## Begin Data for this exercise

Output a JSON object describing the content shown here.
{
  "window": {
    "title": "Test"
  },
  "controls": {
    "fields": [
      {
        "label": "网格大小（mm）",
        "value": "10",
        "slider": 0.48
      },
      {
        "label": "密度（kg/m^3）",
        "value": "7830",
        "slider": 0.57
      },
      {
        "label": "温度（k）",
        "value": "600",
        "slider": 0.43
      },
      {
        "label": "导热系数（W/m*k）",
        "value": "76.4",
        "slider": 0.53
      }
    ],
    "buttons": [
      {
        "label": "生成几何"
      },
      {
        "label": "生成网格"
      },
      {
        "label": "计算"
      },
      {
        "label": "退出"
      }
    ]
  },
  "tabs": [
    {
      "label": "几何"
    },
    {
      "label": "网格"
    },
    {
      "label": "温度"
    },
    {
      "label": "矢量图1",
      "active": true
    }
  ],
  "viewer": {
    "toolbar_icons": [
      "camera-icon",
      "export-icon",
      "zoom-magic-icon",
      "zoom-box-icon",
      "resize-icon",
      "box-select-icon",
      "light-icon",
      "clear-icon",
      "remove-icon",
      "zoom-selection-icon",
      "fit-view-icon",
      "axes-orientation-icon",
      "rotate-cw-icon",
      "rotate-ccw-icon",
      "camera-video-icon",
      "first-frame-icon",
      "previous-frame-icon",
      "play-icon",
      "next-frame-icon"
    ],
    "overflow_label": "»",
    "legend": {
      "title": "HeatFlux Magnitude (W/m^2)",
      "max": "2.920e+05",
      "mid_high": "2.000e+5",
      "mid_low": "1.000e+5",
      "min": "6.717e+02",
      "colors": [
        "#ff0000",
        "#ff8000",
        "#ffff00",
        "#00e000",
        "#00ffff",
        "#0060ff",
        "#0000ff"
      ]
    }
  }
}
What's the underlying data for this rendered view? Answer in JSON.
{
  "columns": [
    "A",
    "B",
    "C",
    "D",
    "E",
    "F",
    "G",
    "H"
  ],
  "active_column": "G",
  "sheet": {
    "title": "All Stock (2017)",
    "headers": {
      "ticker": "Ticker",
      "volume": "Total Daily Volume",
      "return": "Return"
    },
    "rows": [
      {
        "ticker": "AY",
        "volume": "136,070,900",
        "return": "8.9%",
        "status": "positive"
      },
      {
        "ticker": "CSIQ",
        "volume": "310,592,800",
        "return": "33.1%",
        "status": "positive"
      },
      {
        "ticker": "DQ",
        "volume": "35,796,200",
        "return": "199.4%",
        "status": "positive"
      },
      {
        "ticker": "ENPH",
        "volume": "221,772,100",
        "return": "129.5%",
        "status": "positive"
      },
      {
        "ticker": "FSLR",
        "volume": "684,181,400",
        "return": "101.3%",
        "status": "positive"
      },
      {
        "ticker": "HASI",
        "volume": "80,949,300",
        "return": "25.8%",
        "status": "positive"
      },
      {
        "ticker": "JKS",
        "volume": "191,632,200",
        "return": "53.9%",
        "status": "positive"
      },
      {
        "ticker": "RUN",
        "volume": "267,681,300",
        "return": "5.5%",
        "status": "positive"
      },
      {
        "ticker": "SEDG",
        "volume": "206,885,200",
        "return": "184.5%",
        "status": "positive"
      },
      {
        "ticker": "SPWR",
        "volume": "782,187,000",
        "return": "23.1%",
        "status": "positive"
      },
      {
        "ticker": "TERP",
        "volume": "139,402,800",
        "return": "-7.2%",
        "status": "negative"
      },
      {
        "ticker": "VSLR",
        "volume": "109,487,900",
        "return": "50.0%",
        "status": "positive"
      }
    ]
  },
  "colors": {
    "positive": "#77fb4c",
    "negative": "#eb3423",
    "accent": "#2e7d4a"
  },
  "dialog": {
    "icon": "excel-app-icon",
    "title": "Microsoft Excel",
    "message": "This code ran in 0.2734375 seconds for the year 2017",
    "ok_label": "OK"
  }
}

## End Data for this exercise

Given task. Copy every record exactly as presented.

Result.
Output a JSON object describing the content shown here.
{
  "window": {
    "title": "Test"
  },
  "controls": {
    "fields": [
      {
        "label": "网格大小（mm）",
        "value": "10",
        "slider": 0.48
      },
      {
        "label": "密度（kg/m^3）",
        "value": "7830",
        "slider": 0.57
      },
      {
        "label": "温度（k）",
        "value": "600",
        "slider": 0.43
      },
      {
        "label": "导热系数（W/m*k）",
        "value": "76.4",
        "slider": 0.53
      }
    ],
    "buttons": [
      {
        "label": "生成几何"
      },
      {
        "label": "生成网格"
      },
      {
        "label": "计算"
      },
      {
        "label": "退出"
      }
    ]
  },
  "tabs": [
    {
      "label": "几何"
    },
    {
      "label": "网格"
    },
    {
      "label": "温度"
    },
    {
      "label": "矢量图1",
      "active": true
    }
  ],
  "viewer": {
    "toolbar_icons": [
      "camera-icon",
      "export-icon",
      "zoom-magic-icon",
      "zoom-box-icon",
      "resize-icon",
      "box-select-icon",
      "light-icon",
      "clear-icon",
      "remove-icon",
      "zoom-selection-icon",
      "fit-view-icon",
      "axes-orientation-icon",
      "rotate-cw-icon",
      "rotate-ccw-icon",
      "camera-video-icon",
      "first-frame-icon",
      "previous-frame-icon",
      "play-icon",
      "next-frame-icon"
    ],
    "overflow_label": "»",
    "legend": {
      "title": "HeatFlux Magnitude (W/m^2)",
      "max": "2.920e+05",
      "mid_high": "2.000e+5",
      "mid_low": "1.000e+5",
      "min": "6.717e+02",
      "colors": [
        "#ff0000",
        "#ff8000",
        "#ffff00",
        "#00e000",
        "#00ffff",
        "#0060ff",
        "#0000ff"
      ]
    }
  }
}
What's the underlying data for this rendered view? Answer in JSON.
{
  "columns": [
    "A",
    "B",
    "C",
    "D",
    "E",
    "F",
    "G",
    "H"
  ],
  "active_column": "G",
  "sheet": {
    "title": "All Stock (2017)",
    "headers": {
      "ticker": "Ticker",
      "volume": "Total Daily Volume",
      "return": "Return"
    },
    "rows": [
      {
        "ticker": "AY",
        "volume": "136,070,900",
        "return": "8.9%",
        "status": "positive"
      },
      {
        "ticker": "CSIQ",
        "volume": "310,592,800",
        "return": "33.1%",
        "status": "positive"
      },
      {
        "ticker": "DQ",
        "volume": "35,796,200",
        "return": "199.4%",
        "status": "positive"
      },
      {
        "ticker": "ENPH",
        "volume": "221,772,100",
        "return": "129.5%",
        "status": "positive"
      },
      {
        "ticker": "FSLR",
        "volume": "684,181,400",
        "return": "101.3%",
        "status": "positive"
      },
      {
        "ticker": "HASI",
        "volume": "80,949,300",
        "return": "25.8%",
        "status": "positive"
      },
      {
        "ticker": "JKS",
        "volume": "191,632,200",
        "return": "53.9%",
        "status": "positive"
      },
      {
        "ticker": "RUN",
        "volume": "267,681,300",
        "return": "5.5%",
        "status": "positive"
      },
      {
        "ticker": "SEDG",
        "volume": "206,885,200",
        "return": "184.5%",
        "status": "positive"
      },
      {
        "ticker": "SPWR",
        "volume": "782,187,000",
        "return": "23.1%",
        "status": "positive"
      },
      {
        "ticker": "TERP",
        "volume": "139,402,800",
        "return": "-7.2%",
        "status": "negative"
      },
      {
        "ticker": "VSLR",
        "volume": "109,487,900",
        "return": "50.0%",
        "status": "positive"
      }
    ]
  },
  "colors": {
    "positive": "#77fb4c",
    "negative": "#eb3423",
    "accent": "#2e7d4a"
  },
  "dialog": {
    "icon": "excel-app-icon",
    "title": "Microsoft Excel",
    "message": "This code ran in 0.2734375 seconds for the year 2017",
    "ok_label": "OK"
  }
}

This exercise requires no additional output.